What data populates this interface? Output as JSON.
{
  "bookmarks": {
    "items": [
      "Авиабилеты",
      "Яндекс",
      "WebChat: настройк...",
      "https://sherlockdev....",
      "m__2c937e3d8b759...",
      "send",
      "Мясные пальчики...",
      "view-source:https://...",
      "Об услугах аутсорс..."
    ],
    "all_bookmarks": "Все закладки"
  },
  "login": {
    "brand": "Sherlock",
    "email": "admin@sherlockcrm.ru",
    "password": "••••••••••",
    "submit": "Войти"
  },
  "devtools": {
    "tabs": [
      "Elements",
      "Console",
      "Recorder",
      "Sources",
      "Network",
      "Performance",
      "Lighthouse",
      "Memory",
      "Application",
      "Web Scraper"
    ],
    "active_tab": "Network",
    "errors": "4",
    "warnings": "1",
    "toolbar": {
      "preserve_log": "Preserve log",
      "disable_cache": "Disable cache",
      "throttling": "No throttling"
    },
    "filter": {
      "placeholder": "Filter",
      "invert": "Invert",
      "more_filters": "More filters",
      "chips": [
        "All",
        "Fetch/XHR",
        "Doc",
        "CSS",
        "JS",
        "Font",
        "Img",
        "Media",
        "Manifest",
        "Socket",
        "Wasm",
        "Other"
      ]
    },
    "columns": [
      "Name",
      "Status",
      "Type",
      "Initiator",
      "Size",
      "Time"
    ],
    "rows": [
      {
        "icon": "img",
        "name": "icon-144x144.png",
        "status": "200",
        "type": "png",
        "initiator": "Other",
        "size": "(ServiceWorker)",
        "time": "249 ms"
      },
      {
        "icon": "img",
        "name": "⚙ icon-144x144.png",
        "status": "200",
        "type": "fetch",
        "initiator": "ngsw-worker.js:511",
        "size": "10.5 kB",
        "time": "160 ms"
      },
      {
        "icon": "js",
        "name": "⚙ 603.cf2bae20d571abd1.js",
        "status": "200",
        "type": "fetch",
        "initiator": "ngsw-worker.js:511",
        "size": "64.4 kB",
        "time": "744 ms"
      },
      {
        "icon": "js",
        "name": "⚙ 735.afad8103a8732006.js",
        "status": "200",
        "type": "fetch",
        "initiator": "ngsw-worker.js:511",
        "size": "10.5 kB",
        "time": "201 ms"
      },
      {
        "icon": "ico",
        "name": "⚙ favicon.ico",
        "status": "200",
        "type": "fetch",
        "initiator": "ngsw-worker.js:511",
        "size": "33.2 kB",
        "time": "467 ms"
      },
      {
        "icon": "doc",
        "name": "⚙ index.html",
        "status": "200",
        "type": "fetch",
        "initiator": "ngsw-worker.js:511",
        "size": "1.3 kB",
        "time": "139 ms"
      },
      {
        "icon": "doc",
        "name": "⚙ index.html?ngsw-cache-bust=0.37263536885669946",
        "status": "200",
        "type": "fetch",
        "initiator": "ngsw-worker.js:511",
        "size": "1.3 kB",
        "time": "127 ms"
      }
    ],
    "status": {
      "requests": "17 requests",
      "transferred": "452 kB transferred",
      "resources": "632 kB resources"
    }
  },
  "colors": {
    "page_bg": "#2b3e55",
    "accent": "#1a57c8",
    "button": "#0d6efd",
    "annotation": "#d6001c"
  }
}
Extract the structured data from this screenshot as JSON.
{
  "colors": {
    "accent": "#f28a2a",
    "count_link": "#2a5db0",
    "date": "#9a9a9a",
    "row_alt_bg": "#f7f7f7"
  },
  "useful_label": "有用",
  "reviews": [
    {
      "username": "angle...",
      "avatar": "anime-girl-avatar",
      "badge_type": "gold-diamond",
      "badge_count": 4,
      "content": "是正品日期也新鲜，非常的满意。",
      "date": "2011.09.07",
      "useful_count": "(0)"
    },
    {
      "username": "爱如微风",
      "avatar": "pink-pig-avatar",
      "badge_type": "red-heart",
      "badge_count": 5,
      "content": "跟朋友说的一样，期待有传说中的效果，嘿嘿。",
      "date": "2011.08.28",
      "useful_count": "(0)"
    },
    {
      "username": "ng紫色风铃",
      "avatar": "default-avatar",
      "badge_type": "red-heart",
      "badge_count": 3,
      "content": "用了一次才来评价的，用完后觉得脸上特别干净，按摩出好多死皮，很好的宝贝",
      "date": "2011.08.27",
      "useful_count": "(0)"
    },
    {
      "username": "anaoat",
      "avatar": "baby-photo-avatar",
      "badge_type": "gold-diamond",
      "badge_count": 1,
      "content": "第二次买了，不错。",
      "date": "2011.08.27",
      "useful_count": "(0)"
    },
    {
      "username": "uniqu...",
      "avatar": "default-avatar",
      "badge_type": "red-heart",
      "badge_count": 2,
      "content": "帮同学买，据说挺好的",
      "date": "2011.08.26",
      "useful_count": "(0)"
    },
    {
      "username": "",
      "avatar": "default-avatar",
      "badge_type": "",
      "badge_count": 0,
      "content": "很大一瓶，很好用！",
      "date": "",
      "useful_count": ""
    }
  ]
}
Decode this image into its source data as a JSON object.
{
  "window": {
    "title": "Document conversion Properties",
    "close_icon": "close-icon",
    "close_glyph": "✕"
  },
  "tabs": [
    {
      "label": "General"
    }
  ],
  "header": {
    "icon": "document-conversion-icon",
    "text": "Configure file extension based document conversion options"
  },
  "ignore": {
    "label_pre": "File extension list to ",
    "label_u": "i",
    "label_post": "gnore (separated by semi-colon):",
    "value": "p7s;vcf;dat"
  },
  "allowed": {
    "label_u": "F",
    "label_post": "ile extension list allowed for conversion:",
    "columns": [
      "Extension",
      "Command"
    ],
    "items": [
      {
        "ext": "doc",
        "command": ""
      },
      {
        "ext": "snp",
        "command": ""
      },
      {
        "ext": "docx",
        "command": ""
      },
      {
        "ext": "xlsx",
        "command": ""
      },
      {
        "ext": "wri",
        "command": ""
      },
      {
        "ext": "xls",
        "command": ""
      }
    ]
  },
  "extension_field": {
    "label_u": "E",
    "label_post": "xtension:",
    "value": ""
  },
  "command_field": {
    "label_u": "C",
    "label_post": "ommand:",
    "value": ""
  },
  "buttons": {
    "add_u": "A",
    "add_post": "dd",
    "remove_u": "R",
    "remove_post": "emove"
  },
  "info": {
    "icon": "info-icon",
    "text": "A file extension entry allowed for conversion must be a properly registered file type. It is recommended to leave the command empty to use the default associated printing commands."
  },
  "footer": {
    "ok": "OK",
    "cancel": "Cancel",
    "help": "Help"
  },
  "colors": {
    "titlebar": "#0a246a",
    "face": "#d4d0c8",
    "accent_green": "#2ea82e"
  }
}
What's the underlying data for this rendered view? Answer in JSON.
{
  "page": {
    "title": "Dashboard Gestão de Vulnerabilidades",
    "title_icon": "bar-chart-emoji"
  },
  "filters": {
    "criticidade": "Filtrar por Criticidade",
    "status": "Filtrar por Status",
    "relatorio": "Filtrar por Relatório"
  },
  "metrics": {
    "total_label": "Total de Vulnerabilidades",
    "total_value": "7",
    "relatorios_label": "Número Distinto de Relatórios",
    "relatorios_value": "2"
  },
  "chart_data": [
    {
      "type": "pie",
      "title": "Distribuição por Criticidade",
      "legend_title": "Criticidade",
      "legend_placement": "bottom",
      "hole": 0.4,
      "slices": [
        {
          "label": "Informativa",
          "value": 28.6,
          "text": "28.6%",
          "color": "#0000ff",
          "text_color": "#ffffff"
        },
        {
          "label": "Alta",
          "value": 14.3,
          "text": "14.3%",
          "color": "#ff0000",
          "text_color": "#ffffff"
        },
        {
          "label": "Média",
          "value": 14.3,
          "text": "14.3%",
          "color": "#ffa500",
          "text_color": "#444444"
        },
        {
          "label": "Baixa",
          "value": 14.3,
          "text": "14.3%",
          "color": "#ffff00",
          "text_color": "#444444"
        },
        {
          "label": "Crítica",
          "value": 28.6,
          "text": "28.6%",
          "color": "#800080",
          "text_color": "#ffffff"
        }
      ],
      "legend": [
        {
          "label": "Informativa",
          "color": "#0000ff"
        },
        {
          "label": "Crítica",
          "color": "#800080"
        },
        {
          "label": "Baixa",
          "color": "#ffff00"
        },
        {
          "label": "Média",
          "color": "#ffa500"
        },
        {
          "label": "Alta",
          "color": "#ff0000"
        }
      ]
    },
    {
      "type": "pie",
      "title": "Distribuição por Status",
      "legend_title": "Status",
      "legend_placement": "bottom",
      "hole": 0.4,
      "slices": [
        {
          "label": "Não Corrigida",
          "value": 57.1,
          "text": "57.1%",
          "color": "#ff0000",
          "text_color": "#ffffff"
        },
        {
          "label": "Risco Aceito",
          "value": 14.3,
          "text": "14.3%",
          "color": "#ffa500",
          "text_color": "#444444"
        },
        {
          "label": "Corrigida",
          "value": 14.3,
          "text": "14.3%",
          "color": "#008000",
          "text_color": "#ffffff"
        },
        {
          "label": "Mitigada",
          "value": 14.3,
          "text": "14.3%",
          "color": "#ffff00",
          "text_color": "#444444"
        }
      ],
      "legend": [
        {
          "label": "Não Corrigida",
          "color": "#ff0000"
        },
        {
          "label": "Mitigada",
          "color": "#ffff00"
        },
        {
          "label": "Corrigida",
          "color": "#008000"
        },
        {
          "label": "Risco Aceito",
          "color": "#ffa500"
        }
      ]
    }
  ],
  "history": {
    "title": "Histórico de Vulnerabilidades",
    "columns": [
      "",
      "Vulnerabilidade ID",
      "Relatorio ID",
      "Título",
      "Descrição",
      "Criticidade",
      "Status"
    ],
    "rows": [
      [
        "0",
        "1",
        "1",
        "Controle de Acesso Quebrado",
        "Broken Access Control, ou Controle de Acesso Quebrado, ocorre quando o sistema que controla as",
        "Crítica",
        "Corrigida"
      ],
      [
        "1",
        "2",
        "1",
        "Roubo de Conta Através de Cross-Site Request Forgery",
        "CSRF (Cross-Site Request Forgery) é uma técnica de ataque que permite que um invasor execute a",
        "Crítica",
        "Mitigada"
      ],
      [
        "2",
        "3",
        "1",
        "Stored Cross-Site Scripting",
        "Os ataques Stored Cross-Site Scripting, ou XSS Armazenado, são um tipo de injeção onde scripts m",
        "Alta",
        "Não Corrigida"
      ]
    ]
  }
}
━━━━━━━━━━━━━━━━━━━━
→ WHAT THE TASK REQUIRES
Select every line above that contains the word "list", and copy it.

→ COMPLETE OUTPUT
    "label_pre": "File extension list to ",
    "label_post": "ile extension list allowed for conversion:",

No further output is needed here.